▸ Task list:
A. List every place name that appears in the Albanian Riviera travel text.
B. According to the Albanian Riviera travel text, where is the Albanian Riviera situated?
C. Carry on the Albanian Riviera travel text, starting after its final sentence.

Ksamil Beach, Albanian Riviera

 

The Good

The Albanian Riviera

The Albanian Riviera is situated in the perfect location, where the Ionian and Adriatic Seas meet, explaining why the water is so gorgeous and colorful. After seeing a handful of beautiful Google photos, I decided this is exactly where I wanted to go.

Sarande

Sarande is a popular seaside town on the Albanian Riviera and is a great base for exploring other nearby destinations. Although it is a great starting base, I’m going to be honest and say it was a little disappointing. The town itself is lined with several hotels, bars, and restaurants, but it lacked the authentic appeal I had hoped for and seamed a bit commercialized. There were many fast food restaurants and bars, but not too many options when it came to sit-down restaurants. Furthermore, the food was mediocre at best, as I will touch on below. That being said, Sarande flaunted some attractive views over the waterfront during sunset and deserves a short visit.

▸ Data excerpts:
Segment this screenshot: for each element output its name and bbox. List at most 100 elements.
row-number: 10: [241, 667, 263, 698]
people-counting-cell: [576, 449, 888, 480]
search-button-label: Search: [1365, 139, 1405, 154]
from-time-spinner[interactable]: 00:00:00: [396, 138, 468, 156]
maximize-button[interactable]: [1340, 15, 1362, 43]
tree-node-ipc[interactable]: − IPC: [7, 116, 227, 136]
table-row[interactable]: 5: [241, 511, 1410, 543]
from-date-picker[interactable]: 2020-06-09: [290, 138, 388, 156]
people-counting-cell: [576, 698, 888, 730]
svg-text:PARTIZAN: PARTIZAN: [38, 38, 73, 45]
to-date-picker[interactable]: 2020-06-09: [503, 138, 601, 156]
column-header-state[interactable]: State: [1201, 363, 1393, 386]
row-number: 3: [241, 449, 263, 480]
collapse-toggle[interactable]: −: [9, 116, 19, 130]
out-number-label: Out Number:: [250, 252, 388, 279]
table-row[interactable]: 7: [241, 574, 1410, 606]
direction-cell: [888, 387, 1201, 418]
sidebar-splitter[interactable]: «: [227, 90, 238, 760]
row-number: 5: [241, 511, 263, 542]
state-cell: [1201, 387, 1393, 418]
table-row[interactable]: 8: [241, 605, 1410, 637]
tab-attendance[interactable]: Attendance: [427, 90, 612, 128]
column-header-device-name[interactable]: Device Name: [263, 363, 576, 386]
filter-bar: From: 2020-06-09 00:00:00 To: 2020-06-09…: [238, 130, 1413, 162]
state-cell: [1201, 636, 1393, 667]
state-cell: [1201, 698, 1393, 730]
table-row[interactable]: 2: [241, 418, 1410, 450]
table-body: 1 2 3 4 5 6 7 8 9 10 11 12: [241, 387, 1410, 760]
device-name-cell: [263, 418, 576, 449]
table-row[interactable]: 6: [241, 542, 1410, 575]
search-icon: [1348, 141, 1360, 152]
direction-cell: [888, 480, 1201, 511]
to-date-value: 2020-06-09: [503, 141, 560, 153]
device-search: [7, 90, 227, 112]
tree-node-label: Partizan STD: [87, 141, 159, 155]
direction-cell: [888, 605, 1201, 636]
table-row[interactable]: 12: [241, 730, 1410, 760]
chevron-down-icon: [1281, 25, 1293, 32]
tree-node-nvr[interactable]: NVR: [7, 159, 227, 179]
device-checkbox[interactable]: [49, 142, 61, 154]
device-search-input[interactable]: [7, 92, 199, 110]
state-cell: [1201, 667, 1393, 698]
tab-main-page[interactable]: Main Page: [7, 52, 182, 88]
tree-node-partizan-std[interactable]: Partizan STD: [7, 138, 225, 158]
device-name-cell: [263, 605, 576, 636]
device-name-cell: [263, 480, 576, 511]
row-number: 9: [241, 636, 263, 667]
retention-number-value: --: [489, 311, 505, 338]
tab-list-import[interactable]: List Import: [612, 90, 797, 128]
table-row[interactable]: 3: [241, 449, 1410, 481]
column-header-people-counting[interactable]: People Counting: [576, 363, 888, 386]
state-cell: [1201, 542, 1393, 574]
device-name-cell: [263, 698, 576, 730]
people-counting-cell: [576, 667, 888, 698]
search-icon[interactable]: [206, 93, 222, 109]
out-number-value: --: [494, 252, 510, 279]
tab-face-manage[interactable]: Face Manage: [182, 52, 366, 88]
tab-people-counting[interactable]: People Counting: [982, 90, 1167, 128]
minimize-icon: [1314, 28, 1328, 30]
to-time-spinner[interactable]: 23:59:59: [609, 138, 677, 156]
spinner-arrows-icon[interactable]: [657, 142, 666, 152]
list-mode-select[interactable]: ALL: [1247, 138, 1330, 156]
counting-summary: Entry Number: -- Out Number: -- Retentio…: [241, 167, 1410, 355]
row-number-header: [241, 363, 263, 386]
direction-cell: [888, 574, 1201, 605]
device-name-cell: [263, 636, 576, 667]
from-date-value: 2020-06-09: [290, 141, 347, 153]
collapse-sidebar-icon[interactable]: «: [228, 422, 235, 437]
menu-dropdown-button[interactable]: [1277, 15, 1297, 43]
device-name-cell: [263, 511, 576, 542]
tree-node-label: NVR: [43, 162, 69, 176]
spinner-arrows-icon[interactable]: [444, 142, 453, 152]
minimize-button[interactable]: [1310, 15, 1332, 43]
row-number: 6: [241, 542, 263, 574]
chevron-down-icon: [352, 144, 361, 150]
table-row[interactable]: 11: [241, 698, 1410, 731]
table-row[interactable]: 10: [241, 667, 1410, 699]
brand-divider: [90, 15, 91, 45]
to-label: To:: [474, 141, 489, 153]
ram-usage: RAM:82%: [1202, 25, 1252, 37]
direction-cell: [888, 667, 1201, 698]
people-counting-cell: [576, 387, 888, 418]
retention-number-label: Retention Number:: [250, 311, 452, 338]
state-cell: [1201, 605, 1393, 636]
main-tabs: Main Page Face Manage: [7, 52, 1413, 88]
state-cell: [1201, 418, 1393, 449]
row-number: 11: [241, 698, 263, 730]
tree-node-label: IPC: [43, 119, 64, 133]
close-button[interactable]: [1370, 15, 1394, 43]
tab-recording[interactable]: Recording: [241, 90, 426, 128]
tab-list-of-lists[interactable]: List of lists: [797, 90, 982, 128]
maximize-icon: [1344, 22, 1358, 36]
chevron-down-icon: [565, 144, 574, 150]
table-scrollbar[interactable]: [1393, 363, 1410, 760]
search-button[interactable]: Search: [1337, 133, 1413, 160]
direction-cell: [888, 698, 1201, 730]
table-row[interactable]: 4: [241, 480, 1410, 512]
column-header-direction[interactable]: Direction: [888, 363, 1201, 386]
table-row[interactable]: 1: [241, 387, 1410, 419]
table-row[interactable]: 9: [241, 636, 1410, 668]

▸ Final results:
A. Ksamil Beach, the Albanian Riviera, the Ionian Sea, the Adriatic Sea, Sarande

B. Where the Ionian and Adriatic Seas meet.

C.
 

Sarande Waterfront, Albania

Ksamil Islands

Ksamil village is a group of 3 islands which lie about 15 km south of Sarande and are very popular (translate: overcrowded) amongst locals during the summer. However, it is easy to see why as it boasts some of the most deep bluish green waters I have ever seen. Ksamil beach is lined with fluffy white sand starkly contrasted with the turquoise water in the backdrop, reminiscent of the Caribbean. For a quick moment, I forgot where I was. Who knew that Albania had some of the most BEAUTIFUL beaches I had ever seen? Consider mind blown. 

Ksamil islands, Albania

The main beach in Ksamil is very pretty, and super crowded. Meaning, if you don’t get there early, there will be no more sun chairs available. The good news? You can travel by small boat to the small nearby islands for a different scene. For a mere 500 LEK roundtrip ($4) you can hop on a small motor boat and get dropped off at the island of your choice. You must arrange with the driver on a pick up time to take you back.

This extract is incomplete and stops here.